-- start Provided records --

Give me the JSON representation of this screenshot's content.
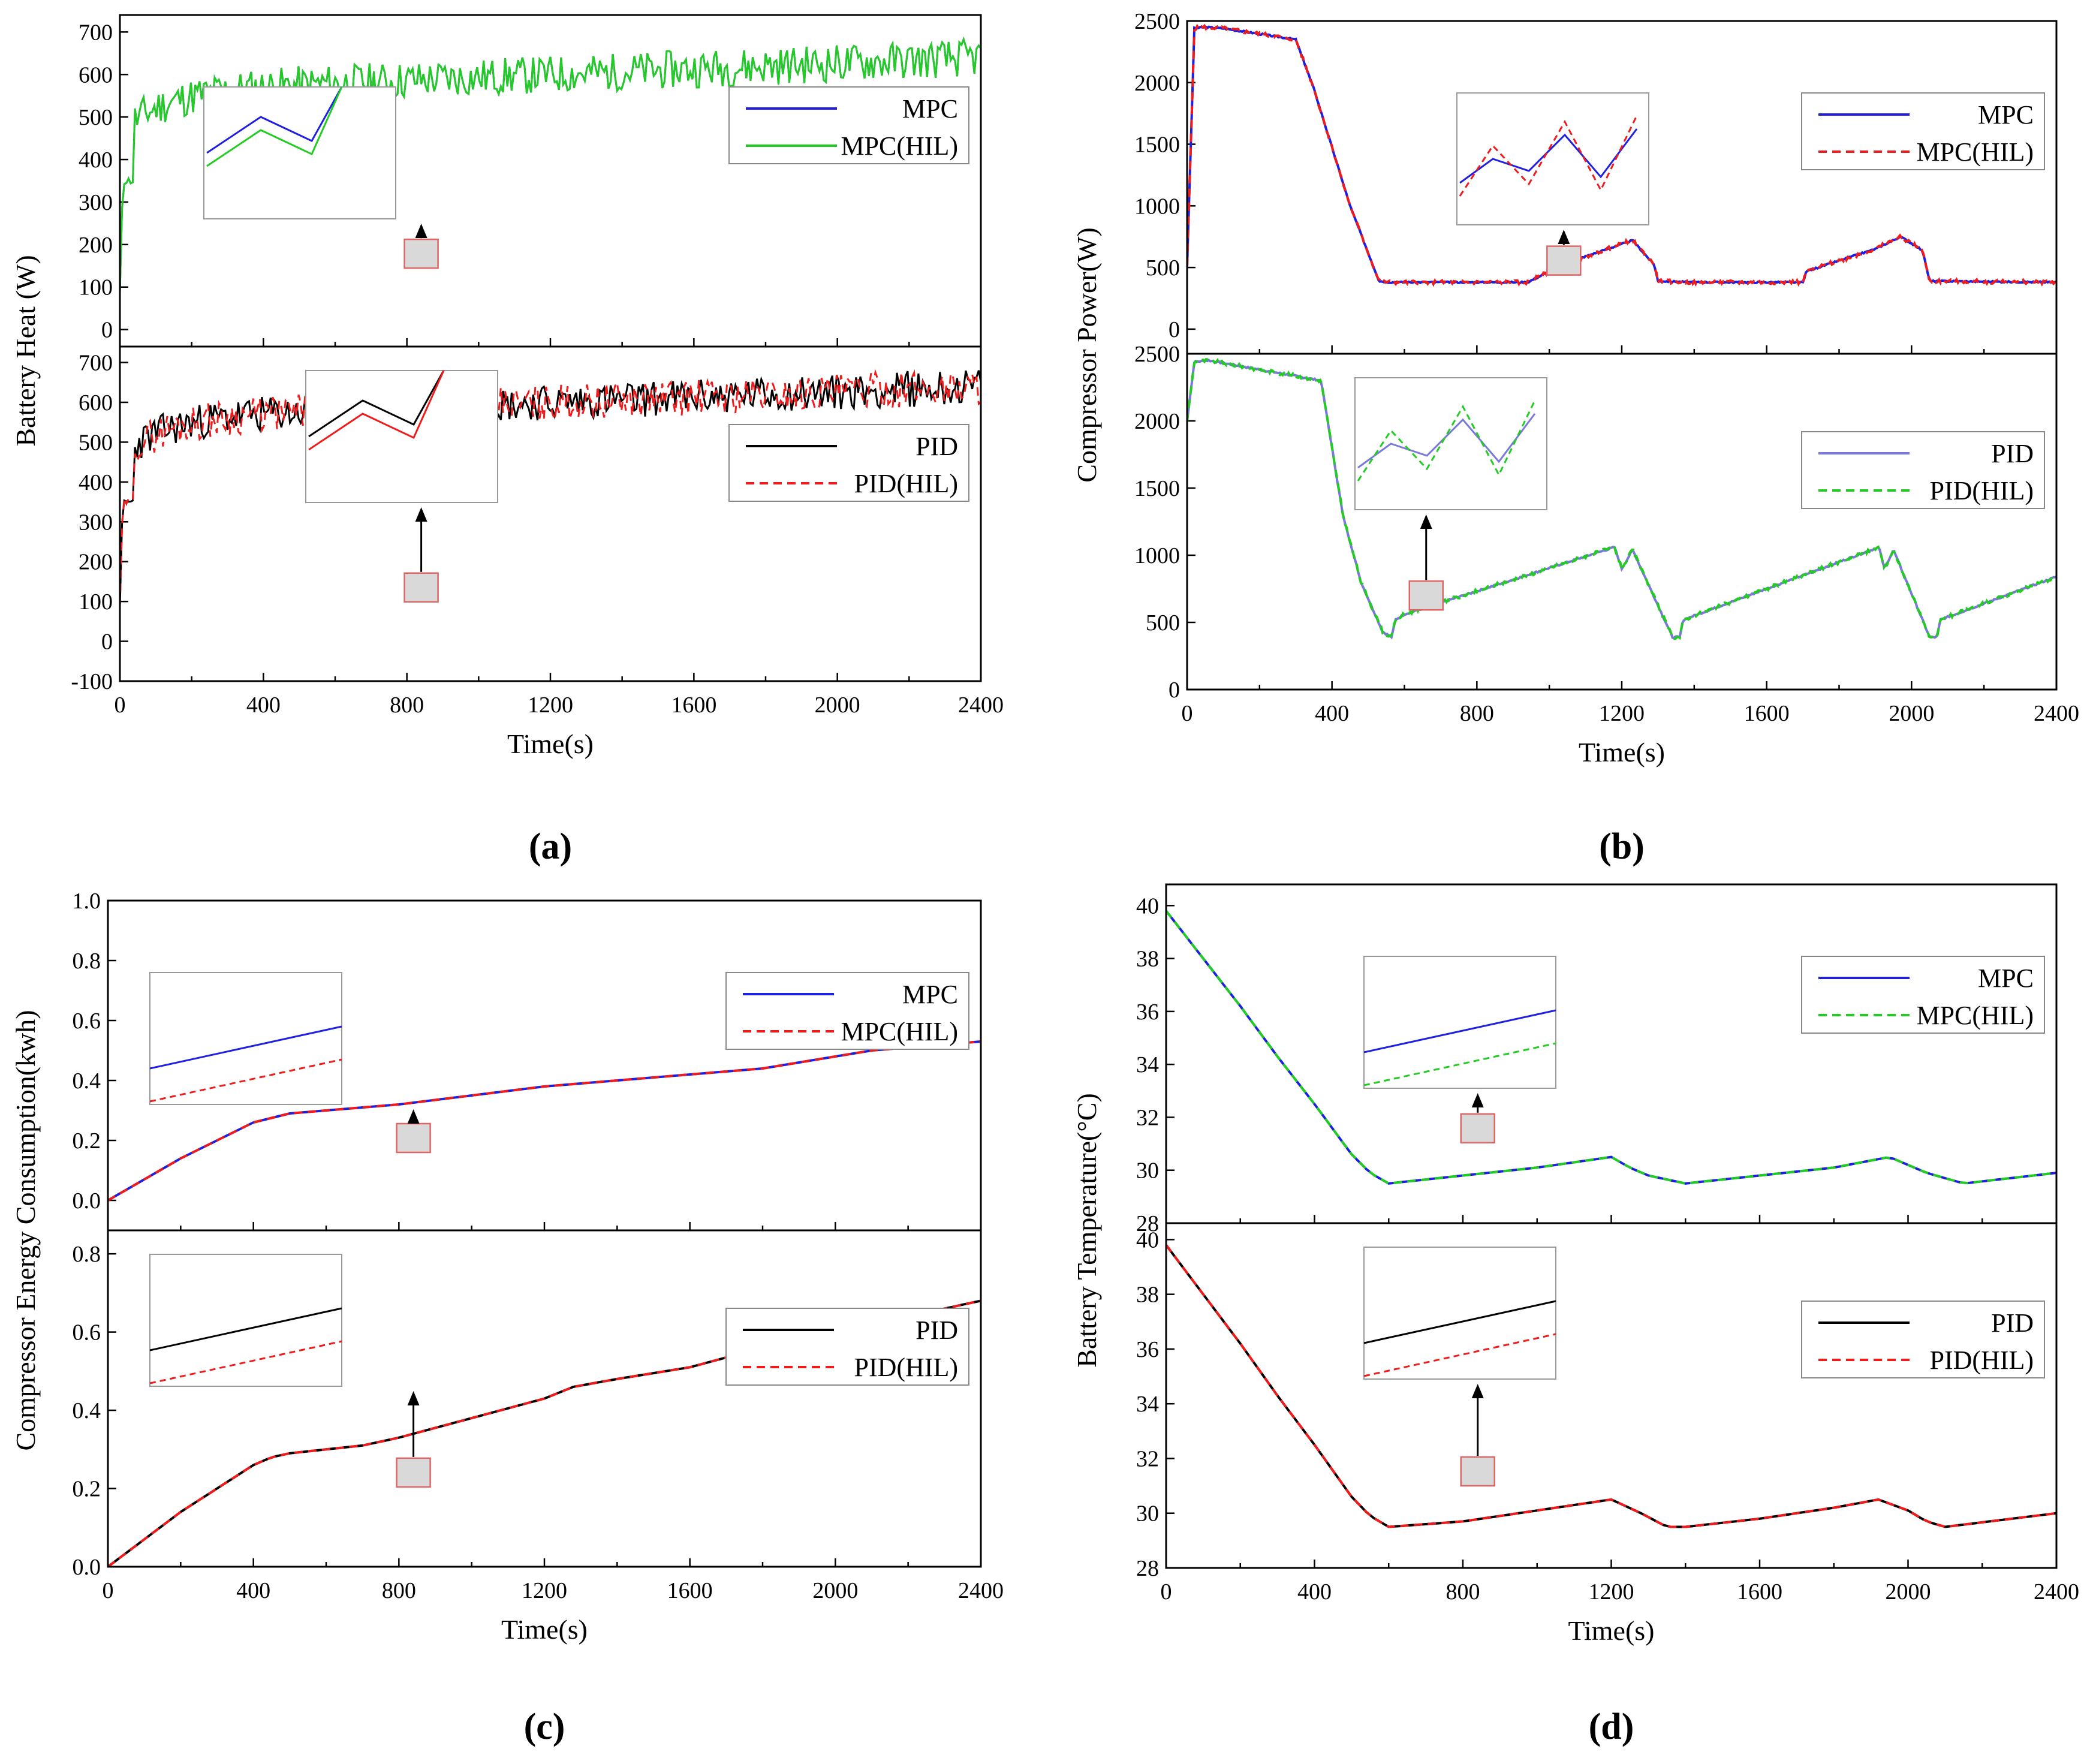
{
  "figure": {
    "panel_labels": [
      "(a)",
      "(b)",
      "(c)",
      "(d)"
    ]
  },
  "colors": {
    "mpc_blue": "#1f1fe0",
    "hil_green": "#22cc22",
    "pid_black": "#000000",
    "hil_red": "#ee1c1c",
    "pid_purple": "#7a78d8",
    "zoom_box_fill": "#d9d9d9",
    "zoom_box_stroke": "#e06666"
  },
  "chart_data": [
    {
      "id": "a",
      "type": "line",
      "title": "",
      "xlabel": "Time(s)",
      "ylabel": "Battery Heat (W)",
      "xlim": [
        0,
        2400
      ],
      "x_ticks": [
        "0",
        "400",
        "800",
        "1200",
        "1600",
        "2000",
        "2400"
      ],
      "subplots": [
        {
          "ylim": [
            -40,
            740
          ],
          "y_ticks": [
            "0",
            "100",
            "200",
            "300",
            "400",
            "500",
            "600",
            "700"
          ],
          "legend": [
            "MPC",
            "MPC(HIL)"
          ],
          "series": [
            {
              "name": "MPC",
              "color": "#1f1fe0",
              "dash": false,
              "trace": "heat",
              "seed": 11
            },
            {
              "name": "MPC(HIL)",
              "color": "#22cc22",
              "dash": false,
              "trace": "heat",
              "seed": 11
            }
          ]
        },
        {
          "ylim": [
            -100,
            740
          ],
          "y_ticks": [
            "-100",
            "0",
            "100",
            "200",
            "300",
            "400",
            "500",
            "600",
            "700"
          ],
          "legend": [
            "PID",
            "PID(HIL)"
          ],
          "series": [
            {
              "name": "PID",
              "color": "#000000",
              "dash": false,
              "trace": "heat",
              "seed": 23
            },
            {
              "name": "PID(HIL)",
              "color": "#ee1c1c",
              "dash": true,
              "trace": "heat",
              "seed": 29
            }
          ]
        }
      ]
    },
    {
      "id": "b",
      "type": "line",
      "title": "",
      "xlabel": "Time(s)",
      "ylabel": "Compressor Power(W)",
      "xlim": [
        0,
        2400
      ],
      "x_ticks": [
        "0",
        "400",
        "800",
        "1200",
        "1600",
        "2000",
        "2400"
      ],
      "subplots": [
        {
          "ylim": [
            -200,
            2500
          ],
          "y_ticks": [
            "0",
            "500",
            "1000",
            "1500",
            "2000",
            "2500"
          ],
          "legend": [
            "MPC",
            "MPC(HIL)"
          ],
          "x": [
            0,
            20,
            50,
            100,
            300,
            350,
            450,
            530,
            560,
            940,
            1050,
            1150,
            1230,
            1290,
            1300,
            1400,
            1700,
            1710,
            1900,
            1970,
            2030,
            2050,
            2400
          ],
          "y": [
            500,
            2440,
            2450,
            2440,
            2350,
            1950,
            1000,
            390,
            380,
            380,
            540,
            640,
            720,
            520,
            390,
            380,
            380,
            470,
            650,
            750,
            640,
            390,
            380
          ],
          "series": [
            {
              "name": "MPC",
              "color": "#1f1fe0",
              "dash": false,
              "noise": 6,
              "seed": 3
            },
            {
              "name": "MPC(HIL)",
              "color": "#ee1c1c",
              "dash": true,
              "noise": 16,
              "seed": 5
            }
          ]
        },
        {
          "ylim": [
            0,
            2500
          ],
          "y_ticks": [
            "0",
            "500",
            "1000",
            "1500",
            "2000",
            "2500"
          ],
          "legend": [
            "PID",
            "PID(HIL)"
          ],
          "x": [
            0,
            20,
            60,
            370,
            430,
            480,
            540,
            565,
            575,
            600,
            1180,
            1200,
            1230,
            1340,
            1360,
            1370,
            1910,
            1925,
            1950,
            2050,
            2070,
            2080,
            2400
          ],
          "y": [
            2000,
            2440,
            2450,
            2300,
            1300,
            800,
            430,
            390,
            520,
            560,
            1060,
            900,
            1040,
            390,
            390,
            520,
            1060,
            900,
            1040,
            390,
            390,
            520,
            840
          ],
          "series": [
            {
              "name": "PID",
              "color": "#7a78d8",
              "dash": false,
              "noise": 6,
              "seed": 7
            },
            {
              "name": "PID(HIL)",
              "color": "#22cc22",
              "dash": true,
              "noise": 14,
              "seed": 9
            }
          ]
        }
      ]
    },
    {
      "id": "c",
      "type": "line",
      "title": "",
      "xlabel": "Time(s)",
      "ylabel": "Compressor Energy Consumption(kwh)",
      "xlim": [
        0,
        2400
      ],
      "x_ticks": [
        "0",
        "400",
        "800",
        "1200",
        "1600",
        "2000",
        "2400"
      ],
      "subplots": [
        {
          "ylim": [
            -0.1,
            1.0
          ],
          "y_ticks": [
            "0.0",
            "0.2",
            "0.4",
            "0.6",
            "0.8",
            "1.0"
          ],
          "legend": [
            "MPC",
            "MPC(HIL)"
          ],
          "x": [
            0,
            100,
            200,
            300,
            400,
            500,
            600,
            700,
            800,
            1000,
            1200,
            1300,
            1500,
            1700,
            1800,
            2000,
            2100,
            2200,
            2400
          ],
          "y": [
            0.0,
            0.07,
            0.14,
            0.2,
            0.26,
            0.29,
            0.3,
            0.31,
            0.32,
            0.35,
            0.38,
            0.39,
            0.41,
            0.43,
            0.44,
            0.48,
            0.5,
            0.51,
            0.53
          ],
          "series": [
            {
              "name": "MPC",
              "color": "#1f1fe0",
              "dash": false
            },
            {
              "name": "MPC(HIL)",
              "color": "#ee1c1c",
              "dash": true
            }
          ]
        },
        {
          "ylim": [
            0.0,
            0.86
          ],
          "y_ticks": [
            "0.0",
            "0.2",
            "0.4",
            "0.6",
            "0.8"
          ],
          "legend": [
            "PID",
            "PID(HIL)"
          ],
          "x": [
            0,
            100,
            200,
            300,
            400,
            450,
            500,
            600,
            700,
            800,
            1000,
            1200,
            1280,
            1400,
            1600,
            1800,
            2000,
            2100,
            2200,
            2400
          ],
          "y": [
            0.0,
            0.07,
            0.14,
            0.2,
            0.26,
            0.28,
            0.29,
            0.3,
            0.31,
            0.33,
            0.38,
            0.43,
            0.46,
            0.48,
            0.51,
            0.56,
            0.61,
            0.63,
            0.64,
            0.68
          ],
          "series": [
            {
              "name": "PID",
              "color": "#000000",
              "dash": false
            },
            {
              "name": "PID(HIL)",
              "color": "#ee1c1c",
              "dash": true
            }
          ]
        }
      ]
    },
    {
      "id": "d",
      "type": "line",
      "title": "",
      "xlabel": "Time(s)",
      "ylabel": "Battery Temperature(°C)",
      "xlim": [
        0,
        2400
      ],
      "x_ticks": [
        "0",
        "400",
        "800",
        "1200",
        "1600",
        "2000",
        "2400"
      ],
      "subplots": [
        {
          "ylim": [
            28,
            40.8
          ],
          "y_ticks": [
            "28",
            "30",
            "32",
            "34",
            "36",
            "38",
            "40"
          ],
          "legend": [
            "MPC",
            "MPC(HIL)"
          ],
          "x": [
            0,
            100,
            200,
            300,
            400,
            500,
            550,
            600,
            800,
            1000,
            1200,
            1250,
            1300,
            1400,
            1600,
            1800,
            1950,
            2000,
            2050,
            2150,
            2400
          ],
          "y": [
            39.8,
            38.0,
            36.2,
            34.3,
            32.5,
            30.6,
            29.9,
            29.5,
            29.8,
            30.1,
            30.5,
            30.1,
            29.8,
            29.5,
            29.8,
            30.1,
            30.5,
            30.2,
            29.9,
            29.5,
            29.9
          ],
          "series": [
            {
              "name": "MPC",
              "color": "#1f1fe0",
              "dash": false
            },
            {
              "name": "MPC(HIL)",
              "color": "#22cc22",
              "dash": true
            }
          ]
        },
        {
          "ylim": [
            28,
            40.6
          ],
          "y_ticks": [
            "28",
            "30",
            "32",
            "34",
            "36",
            "38",
            "40"
          ],
          "legend": [
            "PID",
            "PID(HIL)"
          ],
          "x": [
            0,
            100,
            200,
            300,
            400,
            500,
            550,
            600,
            800,
            1000,
            1200,
            1280,
            1350,
            1400,
            1600,
            1800,
            1920,
            2000,
            2050,
            2100,
            2400
          ],
          "y": [
            39.8,
            38.0,
            36.2,
            34.3,
            32.5,
            30.6,
            29.9,
            29.5,
            29.7,
            30.1,
            30.5,
            30.0,
            29.5,
            29.5,
            29.8,
            30.2,
            30.5,
            30.1,
            29.7,
            29.5,
            30.0
          ],
          "series": [
            {
              "name": "PID",
              "color": "#000000",
              "dash": false
            },
            {
              "name": "PID(HIL)",
              "color": "#ee1c1c",
              "dash": true
            }
          ]
        }
      ]
    }
  ]
}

-- end Provided records --

| Goal |
Going through the entries above, report how many lines include the string "seed". The number alone is the answer.

| Exercise result |
8